# [Exercise directions]
Go through the data below and gather each line containing "xlabel".

# [Material provided]
============================================================
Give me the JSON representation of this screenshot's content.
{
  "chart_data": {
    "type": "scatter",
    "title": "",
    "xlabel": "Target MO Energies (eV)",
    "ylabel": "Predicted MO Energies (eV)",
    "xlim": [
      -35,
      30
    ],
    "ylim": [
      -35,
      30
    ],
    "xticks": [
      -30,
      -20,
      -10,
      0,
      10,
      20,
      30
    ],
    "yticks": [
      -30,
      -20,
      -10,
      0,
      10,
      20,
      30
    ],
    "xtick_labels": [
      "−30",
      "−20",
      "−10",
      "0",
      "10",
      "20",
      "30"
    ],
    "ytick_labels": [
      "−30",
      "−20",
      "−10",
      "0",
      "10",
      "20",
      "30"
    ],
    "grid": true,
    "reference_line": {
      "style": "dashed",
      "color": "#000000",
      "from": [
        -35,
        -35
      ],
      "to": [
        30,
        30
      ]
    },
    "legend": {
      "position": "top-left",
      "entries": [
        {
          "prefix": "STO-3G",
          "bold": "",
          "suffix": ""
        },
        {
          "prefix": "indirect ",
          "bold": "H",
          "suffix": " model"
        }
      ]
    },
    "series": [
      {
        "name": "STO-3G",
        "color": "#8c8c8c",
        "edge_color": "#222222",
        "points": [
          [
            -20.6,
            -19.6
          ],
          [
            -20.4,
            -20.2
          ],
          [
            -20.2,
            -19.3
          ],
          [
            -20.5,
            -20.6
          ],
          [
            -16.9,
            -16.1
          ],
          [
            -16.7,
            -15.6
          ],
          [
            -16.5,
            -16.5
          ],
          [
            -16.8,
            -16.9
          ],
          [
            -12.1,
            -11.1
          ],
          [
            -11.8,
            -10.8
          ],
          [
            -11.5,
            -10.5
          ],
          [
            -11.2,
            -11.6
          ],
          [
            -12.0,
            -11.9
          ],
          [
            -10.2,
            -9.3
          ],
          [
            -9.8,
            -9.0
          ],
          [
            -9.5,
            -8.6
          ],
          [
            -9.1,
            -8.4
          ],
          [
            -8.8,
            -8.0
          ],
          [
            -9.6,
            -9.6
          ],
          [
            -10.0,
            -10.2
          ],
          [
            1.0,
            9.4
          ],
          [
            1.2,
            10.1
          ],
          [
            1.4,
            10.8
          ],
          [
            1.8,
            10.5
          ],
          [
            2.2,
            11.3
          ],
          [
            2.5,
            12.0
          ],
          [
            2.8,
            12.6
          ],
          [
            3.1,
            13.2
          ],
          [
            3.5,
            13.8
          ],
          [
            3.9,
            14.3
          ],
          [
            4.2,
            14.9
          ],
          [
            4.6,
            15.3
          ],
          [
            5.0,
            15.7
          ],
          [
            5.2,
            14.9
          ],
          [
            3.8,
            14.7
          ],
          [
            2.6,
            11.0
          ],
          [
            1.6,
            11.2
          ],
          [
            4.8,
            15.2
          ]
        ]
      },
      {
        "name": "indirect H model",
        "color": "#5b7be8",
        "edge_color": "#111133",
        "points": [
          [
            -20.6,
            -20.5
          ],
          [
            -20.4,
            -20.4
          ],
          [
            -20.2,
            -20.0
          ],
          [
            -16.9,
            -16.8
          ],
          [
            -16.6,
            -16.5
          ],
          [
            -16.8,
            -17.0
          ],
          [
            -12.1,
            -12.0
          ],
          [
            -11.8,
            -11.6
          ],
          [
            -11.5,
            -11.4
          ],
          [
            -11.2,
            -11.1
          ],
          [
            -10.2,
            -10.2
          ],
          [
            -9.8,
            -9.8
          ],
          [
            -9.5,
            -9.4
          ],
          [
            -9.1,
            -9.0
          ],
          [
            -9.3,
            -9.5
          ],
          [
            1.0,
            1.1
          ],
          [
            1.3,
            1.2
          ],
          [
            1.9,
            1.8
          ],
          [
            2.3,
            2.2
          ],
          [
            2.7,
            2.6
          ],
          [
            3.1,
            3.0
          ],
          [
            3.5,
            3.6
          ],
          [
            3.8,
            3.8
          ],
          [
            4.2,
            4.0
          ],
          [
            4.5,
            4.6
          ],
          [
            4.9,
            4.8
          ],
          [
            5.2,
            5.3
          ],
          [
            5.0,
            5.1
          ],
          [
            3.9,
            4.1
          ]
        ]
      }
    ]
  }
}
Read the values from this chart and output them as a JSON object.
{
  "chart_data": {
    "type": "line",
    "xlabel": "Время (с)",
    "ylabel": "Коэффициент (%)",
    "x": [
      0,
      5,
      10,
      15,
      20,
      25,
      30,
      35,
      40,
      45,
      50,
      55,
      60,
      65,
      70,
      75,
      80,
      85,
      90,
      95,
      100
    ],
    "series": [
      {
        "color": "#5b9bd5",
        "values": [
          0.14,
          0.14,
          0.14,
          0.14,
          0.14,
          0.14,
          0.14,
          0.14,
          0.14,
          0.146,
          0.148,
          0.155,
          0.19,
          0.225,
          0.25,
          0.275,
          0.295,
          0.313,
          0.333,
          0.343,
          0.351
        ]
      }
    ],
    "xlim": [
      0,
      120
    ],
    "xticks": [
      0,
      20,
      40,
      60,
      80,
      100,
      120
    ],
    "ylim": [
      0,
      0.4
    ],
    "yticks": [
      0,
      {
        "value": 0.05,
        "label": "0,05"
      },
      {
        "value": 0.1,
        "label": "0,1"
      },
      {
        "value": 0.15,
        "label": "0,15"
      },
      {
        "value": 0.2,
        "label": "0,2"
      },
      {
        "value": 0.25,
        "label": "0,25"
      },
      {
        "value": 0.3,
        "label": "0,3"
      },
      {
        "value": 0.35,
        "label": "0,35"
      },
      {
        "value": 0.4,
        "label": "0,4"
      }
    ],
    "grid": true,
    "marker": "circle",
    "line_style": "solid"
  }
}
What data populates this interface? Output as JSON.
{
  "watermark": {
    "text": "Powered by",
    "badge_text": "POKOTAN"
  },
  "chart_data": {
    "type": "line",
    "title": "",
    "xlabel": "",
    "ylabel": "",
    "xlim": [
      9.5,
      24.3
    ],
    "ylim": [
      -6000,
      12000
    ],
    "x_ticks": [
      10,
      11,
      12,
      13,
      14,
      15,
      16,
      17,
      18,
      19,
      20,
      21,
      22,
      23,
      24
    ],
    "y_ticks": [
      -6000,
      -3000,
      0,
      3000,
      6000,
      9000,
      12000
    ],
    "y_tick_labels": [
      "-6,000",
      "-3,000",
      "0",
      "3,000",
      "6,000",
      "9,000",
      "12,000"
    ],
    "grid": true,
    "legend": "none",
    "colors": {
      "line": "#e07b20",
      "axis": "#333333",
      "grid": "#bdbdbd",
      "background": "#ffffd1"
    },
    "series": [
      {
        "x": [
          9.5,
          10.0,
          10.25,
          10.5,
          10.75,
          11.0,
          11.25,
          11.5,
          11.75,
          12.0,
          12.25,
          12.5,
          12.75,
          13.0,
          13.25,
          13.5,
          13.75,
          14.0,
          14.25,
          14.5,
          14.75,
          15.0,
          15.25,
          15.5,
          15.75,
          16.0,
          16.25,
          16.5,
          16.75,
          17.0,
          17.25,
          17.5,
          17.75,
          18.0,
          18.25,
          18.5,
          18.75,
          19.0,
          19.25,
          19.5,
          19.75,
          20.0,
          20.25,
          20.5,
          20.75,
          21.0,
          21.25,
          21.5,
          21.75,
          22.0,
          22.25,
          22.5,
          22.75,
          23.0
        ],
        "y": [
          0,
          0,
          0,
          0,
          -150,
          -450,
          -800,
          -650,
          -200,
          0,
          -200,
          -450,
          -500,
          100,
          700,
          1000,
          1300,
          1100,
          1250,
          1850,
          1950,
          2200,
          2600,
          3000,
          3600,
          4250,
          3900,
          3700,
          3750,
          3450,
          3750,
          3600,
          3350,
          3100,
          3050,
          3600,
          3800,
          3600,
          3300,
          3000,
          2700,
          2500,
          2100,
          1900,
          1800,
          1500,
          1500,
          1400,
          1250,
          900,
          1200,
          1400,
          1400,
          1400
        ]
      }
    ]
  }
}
============================================================
# [Complete answer]
    "xlabel": "Target MO Energies (eV)",
    "xlabel": "Время (с)",
    "xlabel": "",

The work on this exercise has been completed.